At Phra Nang beach—epically beautiful, a la Garland’s “The Beach,” but very busy—we had a mid-afternoon swim and peeked into the bizarre phallic shrine (think wooden penises—peni?—everywhere). We also saw around a dozen monkeys. Close up! And with day-old baby monkeys clutching at them. As much as I didn’t want to be the stereotypical tourist, I couldn’t help but gawk. I’d upload a video here if it wasn’t so huge.

Later, it was time to wave farewell to Wayno and Nicky, and to Tonsai. I could’ve probably stayed there for another full month, vegging and learning to climb, but Chiang Mai with its elephants was beckoning. While I waited for enough people to gather for a longtail ride to Ao Nang, we decided to post up at a beach bar and split a bucket of Samsong and coke. Naturally, on the way there, a monkey leapt from a tree onto my back and attempted to throttle me. Because that is the type of thing that happens in Tonsai. Luckily (and also sadly), the little booger ended up being tethered to the tree, so while I panicked and shrieked bloody murder, Nicky and Wayne shouted to “Keep walking!” and soon I was free from his tenacious grip. Authentic Thai experience right there, folks.

Tomorrow I’m headed to the Elephant Nature Park. I’m there for two weeks, and internet will be spotty, so don’t worry if things are a bit quiet around here.


  1. That's one to cross off the bucket list: Attacked by a monkey.

    Wish I could have seen you rock climb! I haven't even done one of those fake walls, but I'd love to try. I'll probably have to wear bloomers under my sun dress, my usual attire for hardcore activity.

  2. (This is Jennifer being Bryn) Do you find Thailand "the land of smiles"? If you have a couple extra days condider Pun Pun & You Sabie (organic farm & cooking school)to the north. Bryn & I had a very interesting stay in a mud hut(tree house also available) plus wonderful food for less than $10 a day!

  3. Somethings crawling up my waaaallllllll,
    Black and hairy very smaaaaalllll,

  4. WAYNE! I remember shouting his name in the hallways all the time. Can't wait to see pictures!

  5. Connie: I love how hardcore girlie you really are.

    Jennifer: Didn't have time after the park to make it up further north before India, but I did end up taking a cooking course from Lek's vegetarian restaurant that benefits the elephant park. Had the most incredible time at ENP--I can't thank you and Bryn enough for telling me about it!

    G and Dad: Sick.

    Rebecca: Pics are up--he is still the same ol' Wayno.

  6. Jill!

    Can't wait to hear all about Chang Mai! We rode an elephant in Chitwan (don't be mad) and are in India right now...Psyched to be looking at your hilarious account/pics of Thailand! I almost had a run in with some monkeys as well...

    Miss ya and hope you had a fabulous birthday celebration with Ad!
__________________________________________________
> _TASK 1_: Transcribe the part of the Thailand travel post that runs from "Jennifer: Didn't have" up to and including "monkeys as well...".
__________________________________________________
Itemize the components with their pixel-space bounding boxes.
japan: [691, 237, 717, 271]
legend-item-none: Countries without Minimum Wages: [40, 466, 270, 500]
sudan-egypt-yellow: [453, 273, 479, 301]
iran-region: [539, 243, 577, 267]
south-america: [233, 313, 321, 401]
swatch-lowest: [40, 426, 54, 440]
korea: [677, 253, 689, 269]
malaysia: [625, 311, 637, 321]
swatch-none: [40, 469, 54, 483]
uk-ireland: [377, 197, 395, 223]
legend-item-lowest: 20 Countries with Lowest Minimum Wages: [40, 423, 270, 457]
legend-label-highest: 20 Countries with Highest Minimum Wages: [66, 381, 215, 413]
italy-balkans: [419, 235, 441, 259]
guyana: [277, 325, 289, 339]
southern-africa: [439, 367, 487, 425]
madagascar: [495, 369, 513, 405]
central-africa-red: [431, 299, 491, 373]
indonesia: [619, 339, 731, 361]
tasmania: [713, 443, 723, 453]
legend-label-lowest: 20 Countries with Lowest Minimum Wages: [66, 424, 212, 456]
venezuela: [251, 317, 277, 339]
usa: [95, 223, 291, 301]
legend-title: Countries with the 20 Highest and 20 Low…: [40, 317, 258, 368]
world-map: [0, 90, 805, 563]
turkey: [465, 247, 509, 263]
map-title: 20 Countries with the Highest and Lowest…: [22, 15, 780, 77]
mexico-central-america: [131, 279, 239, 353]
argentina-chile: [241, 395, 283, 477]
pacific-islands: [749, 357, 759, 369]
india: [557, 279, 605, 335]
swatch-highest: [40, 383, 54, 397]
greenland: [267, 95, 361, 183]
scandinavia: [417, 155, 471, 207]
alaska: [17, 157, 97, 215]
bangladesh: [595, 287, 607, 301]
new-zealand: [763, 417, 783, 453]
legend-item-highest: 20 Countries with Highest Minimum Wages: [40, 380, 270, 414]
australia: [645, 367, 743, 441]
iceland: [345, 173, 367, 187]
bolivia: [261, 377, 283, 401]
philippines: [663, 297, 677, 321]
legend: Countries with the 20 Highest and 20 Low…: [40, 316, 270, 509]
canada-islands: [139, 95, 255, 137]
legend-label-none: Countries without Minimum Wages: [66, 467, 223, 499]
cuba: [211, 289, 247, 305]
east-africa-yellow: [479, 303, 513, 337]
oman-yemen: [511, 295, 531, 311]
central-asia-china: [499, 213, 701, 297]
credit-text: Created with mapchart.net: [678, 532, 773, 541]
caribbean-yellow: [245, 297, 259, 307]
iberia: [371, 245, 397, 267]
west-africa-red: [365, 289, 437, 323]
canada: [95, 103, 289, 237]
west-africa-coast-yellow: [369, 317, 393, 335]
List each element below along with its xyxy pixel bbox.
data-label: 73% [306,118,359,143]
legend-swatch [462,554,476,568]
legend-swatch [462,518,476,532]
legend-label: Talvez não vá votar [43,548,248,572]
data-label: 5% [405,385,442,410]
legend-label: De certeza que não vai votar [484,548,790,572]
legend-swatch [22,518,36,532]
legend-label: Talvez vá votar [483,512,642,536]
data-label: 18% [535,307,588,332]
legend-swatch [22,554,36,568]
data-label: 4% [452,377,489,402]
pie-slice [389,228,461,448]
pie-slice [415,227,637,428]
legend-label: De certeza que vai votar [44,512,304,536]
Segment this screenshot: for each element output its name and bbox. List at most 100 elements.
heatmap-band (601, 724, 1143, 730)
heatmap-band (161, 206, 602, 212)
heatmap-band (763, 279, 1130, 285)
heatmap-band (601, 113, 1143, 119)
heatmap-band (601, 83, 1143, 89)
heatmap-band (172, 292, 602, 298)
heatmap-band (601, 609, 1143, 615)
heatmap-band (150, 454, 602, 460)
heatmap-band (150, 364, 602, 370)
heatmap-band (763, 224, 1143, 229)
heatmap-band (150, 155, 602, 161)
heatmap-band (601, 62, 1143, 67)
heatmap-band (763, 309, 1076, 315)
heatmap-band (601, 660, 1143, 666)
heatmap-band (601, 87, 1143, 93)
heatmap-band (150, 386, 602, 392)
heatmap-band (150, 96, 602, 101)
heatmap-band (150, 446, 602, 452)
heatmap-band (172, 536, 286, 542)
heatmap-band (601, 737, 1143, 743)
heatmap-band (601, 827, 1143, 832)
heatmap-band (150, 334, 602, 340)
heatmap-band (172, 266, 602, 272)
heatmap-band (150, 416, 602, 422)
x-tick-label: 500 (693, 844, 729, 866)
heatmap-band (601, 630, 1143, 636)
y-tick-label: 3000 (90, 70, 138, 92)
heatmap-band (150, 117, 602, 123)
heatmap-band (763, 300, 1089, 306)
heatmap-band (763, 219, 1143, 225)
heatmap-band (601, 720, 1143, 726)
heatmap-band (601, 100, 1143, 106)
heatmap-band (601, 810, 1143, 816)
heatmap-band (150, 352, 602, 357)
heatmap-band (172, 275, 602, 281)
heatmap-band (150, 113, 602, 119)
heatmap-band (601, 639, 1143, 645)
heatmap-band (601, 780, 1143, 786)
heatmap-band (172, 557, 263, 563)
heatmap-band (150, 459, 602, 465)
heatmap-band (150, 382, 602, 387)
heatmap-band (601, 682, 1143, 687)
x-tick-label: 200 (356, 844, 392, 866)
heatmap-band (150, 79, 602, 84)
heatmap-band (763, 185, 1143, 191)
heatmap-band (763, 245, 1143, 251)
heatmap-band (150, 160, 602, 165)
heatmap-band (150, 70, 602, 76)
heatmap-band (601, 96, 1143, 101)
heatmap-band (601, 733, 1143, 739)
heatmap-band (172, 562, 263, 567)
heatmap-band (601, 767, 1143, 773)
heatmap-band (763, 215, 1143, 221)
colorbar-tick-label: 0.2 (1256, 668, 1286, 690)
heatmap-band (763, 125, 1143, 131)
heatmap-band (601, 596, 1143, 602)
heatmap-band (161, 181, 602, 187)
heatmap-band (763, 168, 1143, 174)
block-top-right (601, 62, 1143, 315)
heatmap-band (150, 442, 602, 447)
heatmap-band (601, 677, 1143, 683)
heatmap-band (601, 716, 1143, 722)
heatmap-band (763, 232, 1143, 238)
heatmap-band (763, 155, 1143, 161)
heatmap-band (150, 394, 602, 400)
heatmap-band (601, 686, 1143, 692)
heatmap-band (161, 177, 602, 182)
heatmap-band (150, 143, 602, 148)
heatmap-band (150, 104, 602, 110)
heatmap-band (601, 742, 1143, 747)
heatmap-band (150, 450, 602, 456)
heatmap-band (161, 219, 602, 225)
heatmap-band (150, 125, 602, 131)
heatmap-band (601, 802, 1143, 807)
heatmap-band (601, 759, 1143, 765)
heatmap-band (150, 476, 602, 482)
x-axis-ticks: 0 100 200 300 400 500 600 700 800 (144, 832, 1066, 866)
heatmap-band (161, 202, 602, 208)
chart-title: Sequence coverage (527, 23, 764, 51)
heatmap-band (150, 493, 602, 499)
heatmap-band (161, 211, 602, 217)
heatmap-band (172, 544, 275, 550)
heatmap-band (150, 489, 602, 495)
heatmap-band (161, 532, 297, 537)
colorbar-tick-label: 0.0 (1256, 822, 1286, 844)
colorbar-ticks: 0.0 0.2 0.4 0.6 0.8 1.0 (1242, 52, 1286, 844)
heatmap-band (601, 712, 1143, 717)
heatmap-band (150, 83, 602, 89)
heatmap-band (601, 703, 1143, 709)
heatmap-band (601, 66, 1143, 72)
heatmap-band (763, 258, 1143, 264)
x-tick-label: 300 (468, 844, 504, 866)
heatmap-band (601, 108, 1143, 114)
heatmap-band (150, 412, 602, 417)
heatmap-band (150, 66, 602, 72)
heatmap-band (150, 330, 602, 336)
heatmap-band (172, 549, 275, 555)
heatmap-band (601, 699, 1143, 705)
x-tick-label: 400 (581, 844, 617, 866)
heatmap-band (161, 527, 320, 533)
__________________________________________________
> _TASK 2_: Restate word for word the lines of the records from the first one up to and including the line with "korea: [677, 253, 689, 269]".

> _TASK RESULT 1_:
Jennifer: Didn't have time after the park to make it up further north before India, but I did end up taking a cooking course from Lek's vegetarian restaurant that benefits the elephant park. Had the most incredible time at ENP--I can't thank you and Bryn enough for telling me about it!

    G and Dad: Sick.

    Rebecca: Pics are up--he is still the same ol' Wayno.

  6. Jill!

    Can't wait to hear all about Chang Mai! We rode an elephant in Chitwan (don't be mad) and are in India right now...Psyched to be looking at your hilarious account/pics of Thailand! I almost had a run in with some monkeys as well...

> _TASK RESULT 2_:
Itemize the components with their pixel-space bounding boxes.
japan: [691, 237, 717, 271]
legend-item-none: Countries without Minimum Wages: [40, 466, 270, 500]
sudan-egypt-yellow: [453, 273, 479, 301]
iran-region: [539, 243, 577, 267]
south-america: [233, 313, 321, 401]
swatch-lowest: [40, 426, 54, 440]
korea: [677, 253, 689, 269]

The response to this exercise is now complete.